EXERCISE DESCRIPTION: Using the data below, tally the lines that include the string "this". Only the number is wanted.

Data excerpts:
* * * * *

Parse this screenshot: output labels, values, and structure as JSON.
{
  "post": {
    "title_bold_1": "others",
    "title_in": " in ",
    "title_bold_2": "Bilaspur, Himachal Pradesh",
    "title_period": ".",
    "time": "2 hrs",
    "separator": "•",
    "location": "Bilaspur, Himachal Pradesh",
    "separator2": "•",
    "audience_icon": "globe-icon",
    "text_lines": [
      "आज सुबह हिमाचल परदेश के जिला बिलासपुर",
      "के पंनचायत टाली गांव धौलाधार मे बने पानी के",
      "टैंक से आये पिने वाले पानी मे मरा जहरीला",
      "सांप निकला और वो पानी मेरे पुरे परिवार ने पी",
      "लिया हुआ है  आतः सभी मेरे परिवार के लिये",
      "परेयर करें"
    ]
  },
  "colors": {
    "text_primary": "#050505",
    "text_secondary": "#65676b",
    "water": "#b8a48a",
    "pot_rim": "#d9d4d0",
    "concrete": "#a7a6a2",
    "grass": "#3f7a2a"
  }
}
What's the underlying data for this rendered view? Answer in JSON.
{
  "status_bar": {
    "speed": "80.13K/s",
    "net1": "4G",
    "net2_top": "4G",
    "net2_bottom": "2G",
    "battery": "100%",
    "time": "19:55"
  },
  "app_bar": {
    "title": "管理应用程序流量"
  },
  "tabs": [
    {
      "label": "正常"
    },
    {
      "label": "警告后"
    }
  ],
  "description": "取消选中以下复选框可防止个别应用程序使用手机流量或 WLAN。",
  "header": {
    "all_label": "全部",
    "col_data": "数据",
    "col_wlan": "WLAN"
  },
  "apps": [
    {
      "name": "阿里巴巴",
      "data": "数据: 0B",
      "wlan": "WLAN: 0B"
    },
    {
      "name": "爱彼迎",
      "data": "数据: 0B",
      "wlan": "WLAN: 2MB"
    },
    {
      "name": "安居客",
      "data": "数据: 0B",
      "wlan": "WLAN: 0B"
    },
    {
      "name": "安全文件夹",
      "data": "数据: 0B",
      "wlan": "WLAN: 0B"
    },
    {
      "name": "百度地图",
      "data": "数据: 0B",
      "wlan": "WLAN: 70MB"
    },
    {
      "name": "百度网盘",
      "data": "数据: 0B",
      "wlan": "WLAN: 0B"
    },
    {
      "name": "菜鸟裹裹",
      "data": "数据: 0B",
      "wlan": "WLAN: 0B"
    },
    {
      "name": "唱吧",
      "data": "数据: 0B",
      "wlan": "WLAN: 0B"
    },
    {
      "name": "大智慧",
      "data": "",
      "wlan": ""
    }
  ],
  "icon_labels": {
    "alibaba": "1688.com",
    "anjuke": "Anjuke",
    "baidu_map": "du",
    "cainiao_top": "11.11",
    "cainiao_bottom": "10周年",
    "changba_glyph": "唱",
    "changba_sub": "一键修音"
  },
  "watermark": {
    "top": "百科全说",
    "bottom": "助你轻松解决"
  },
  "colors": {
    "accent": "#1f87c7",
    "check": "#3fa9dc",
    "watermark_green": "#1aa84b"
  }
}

* * * * *

EXERCISE RESPONSE: 2